(Dataset records)
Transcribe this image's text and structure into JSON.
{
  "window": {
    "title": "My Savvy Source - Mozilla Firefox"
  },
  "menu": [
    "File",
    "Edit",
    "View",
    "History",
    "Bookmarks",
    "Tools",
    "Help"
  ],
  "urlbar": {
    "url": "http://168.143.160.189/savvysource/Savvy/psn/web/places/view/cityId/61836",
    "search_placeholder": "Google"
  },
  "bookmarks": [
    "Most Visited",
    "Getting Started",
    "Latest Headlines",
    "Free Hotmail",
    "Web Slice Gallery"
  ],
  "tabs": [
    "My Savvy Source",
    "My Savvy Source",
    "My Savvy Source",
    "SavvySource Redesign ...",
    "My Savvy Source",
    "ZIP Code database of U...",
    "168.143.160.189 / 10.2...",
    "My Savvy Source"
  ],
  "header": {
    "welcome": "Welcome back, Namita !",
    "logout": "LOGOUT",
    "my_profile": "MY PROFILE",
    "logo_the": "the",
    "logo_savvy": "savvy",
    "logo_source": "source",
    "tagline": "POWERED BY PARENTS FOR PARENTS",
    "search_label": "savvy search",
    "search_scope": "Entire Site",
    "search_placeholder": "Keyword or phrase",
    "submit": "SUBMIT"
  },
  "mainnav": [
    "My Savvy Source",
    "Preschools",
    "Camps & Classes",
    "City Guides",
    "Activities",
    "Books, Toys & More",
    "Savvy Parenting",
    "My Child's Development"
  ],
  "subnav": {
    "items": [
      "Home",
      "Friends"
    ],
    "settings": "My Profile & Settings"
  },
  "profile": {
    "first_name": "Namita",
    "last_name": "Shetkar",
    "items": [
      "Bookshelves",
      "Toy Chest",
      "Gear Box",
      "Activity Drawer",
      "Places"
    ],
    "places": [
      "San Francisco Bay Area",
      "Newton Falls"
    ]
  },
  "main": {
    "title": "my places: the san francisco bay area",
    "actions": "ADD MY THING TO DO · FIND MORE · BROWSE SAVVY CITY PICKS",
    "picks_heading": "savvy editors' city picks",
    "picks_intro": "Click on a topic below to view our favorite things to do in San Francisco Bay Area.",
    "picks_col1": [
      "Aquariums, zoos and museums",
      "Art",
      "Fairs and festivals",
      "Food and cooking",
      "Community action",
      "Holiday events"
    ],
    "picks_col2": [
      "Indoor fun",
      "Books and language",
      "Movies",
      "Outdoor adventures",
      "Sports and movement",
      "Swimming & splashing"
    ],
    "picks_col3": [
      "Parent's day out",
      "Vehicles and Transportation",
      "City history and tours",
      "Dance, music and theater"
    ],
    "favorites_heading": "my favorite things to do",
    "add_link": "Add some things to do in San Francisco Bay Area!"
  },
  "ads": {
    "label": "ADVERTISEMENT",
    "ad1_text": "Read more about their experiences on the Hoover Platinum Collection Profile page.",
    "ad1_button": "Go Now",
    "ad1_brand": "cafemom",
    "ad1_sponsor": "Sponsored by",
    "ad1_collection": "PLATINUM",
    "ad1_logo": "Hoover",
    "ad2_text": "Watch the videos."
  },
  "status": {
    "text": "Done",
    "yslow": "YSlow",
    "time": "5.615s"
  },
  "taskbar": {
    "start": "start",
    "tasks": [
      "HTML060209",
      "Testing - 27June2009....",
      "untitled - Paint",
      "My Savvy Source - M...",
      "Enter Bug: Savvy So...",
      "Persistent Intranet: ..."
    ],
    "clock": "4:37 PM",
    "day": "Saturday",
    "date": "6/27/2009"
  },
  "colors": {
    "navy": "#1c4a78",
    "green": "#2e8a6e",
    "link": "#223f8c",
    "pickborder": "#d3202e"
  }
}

• [Given request]: Set down the listing above in full, please, exactly as it appears.

• [Output for this task]:
Transcribe this image's text and structure into JSON.
{
  "window": {
    "title": "My Savvy Source - Mozilla Firefox"
  },
  "menu": [
    "File",
    "Edit",
    "View",
    "History",
    "Bookmarks",
    "Tools",
    "Help"
  ],
  "urlbar": {
    "url": "http://168.143.160.189/savvysource/Savvy/psn/web/places/view/cityId/61836",
    "search_placeholder": "Google"
  },
  "bookmarks": [
    "Most Visited",
    "Getting Started",
    "Latest Headlines",
    "Free Hotmail",
    "Web Slice Gallery"
  ],
  "tabs": [
    "My Savvy Source",
    "My Savvy Source",
    "My Savvy Source",
    "SavvySource Redesign ...",
    "My Savvy Source",
    "ZIP Code database of U...",
    "168.143.160.189 / 10.2...",
    "My Savvy Source"
  ],
  "header": {
    "welcome": "Welcome back, Namita !",
    "logout": "LOGOUT",
    "my_profile": "MY PROFILE",
    "logo_the": "the",
    "logo_savvy": "savvy",
    "logo_source": "source",
    "tagline": "POWERED BY PARENTS FOR PARENTS",
    "search_label": "savvy search",
    "search_scope": "Entire Site",
    "search_placeholder": "Keyword or phrase",
    "submit": "SUBMIT"
  },
  "mainnav": [
    "My Savvy Source",
    "Preschools",
    "Camps & Classes",
    "City Guides",
    "Activities",
    "Books, Toys & More",
    "Savvy Parenting",
    "My Child's Development"
  ],
  "subnav": {
    "items": [
      "Home",
      "Friends"
    ],
    "settings": "My Profile & Settings"
  },
  "profile": {
    "first_name": "Namita",
    "last_name": "Shetkar",
    "items": [
      "Bookshelves",
      "Toy Chest",
      "Gear Box",
      "Activity Drawer",
      "Places"
    ],
    "places": [
      "San Francisco Bay Area",
      "Newton Falls"
    ]
  },
  "main": {
    "title": "my places: the san francisco bay area",
    "actions": "ADD MY THING TO DO · FIND MORE · BROWSE SAVVY CITY PICKS",
    "picks_heading": "savvy editors' city picks",
    "picks_intro": "Click on a topic below to view our favorite things to do in San Francisco Bay Area.",
    "picks_col1": [
      "Aquariums, zoos and museums",
      "Art",
      "Fairs and festivals",
      "Food and cooking",
      "Community action",
      "Holiday events"
    ],
    "picks_col2": [
      "Indoor fun",
      "Books and language",
      "Movies",
      "Outdoor adventures",
      "Sports and movement",
      "Swimming & splashing"
    ],
    "picks_col3": [
      "Parent's day out",
      "Vehicles and Transportation",
      "City history and tours",
      "Dance, music and theater"
    ],
    "favorites_heading": "my favorite things to do",
    "add_link": "Add some things to do in San Francisco Bay Area!"
  },
  "ads": {
    "label": "ADVERTISEMENT",
    "ad1_text": "Read more about their experiences on the Hoover Platinum Collection Profile page.",
    "ad1_button": "Go Now",
    "ad1_brand": "cafemom",
    "ad1_sponsor": "Sponsored by",
    "ad1_collection": "PLATINUM",
    "ad1_logo": "Hoover",
    "ad2_text": "Watch the videos."
  },
  "status": {
    "text": "Done",
    "yslow": "YSlow",
    "time": "5.615s"
  },
  "taskbar": {
    "start": "start",
    "tasks": [
      "HTML060209",
      "Testing - 27June2009....",
      "untitled - Paint",
      "My Savvy Source - M...",
      "Enter Bug: Savvy So...",
      "Persistent Intranet: ..."
    ],
    "clock": "4:37 PM",
    "day": "Saturday",
    "date": "6/27/2009"
  },
  "colors": {
    "navy": "#1c4a78",
    "green": "#2e8a6e",
    "link": "#223f8c",
    "pickborder": "#d3202e"
  }
}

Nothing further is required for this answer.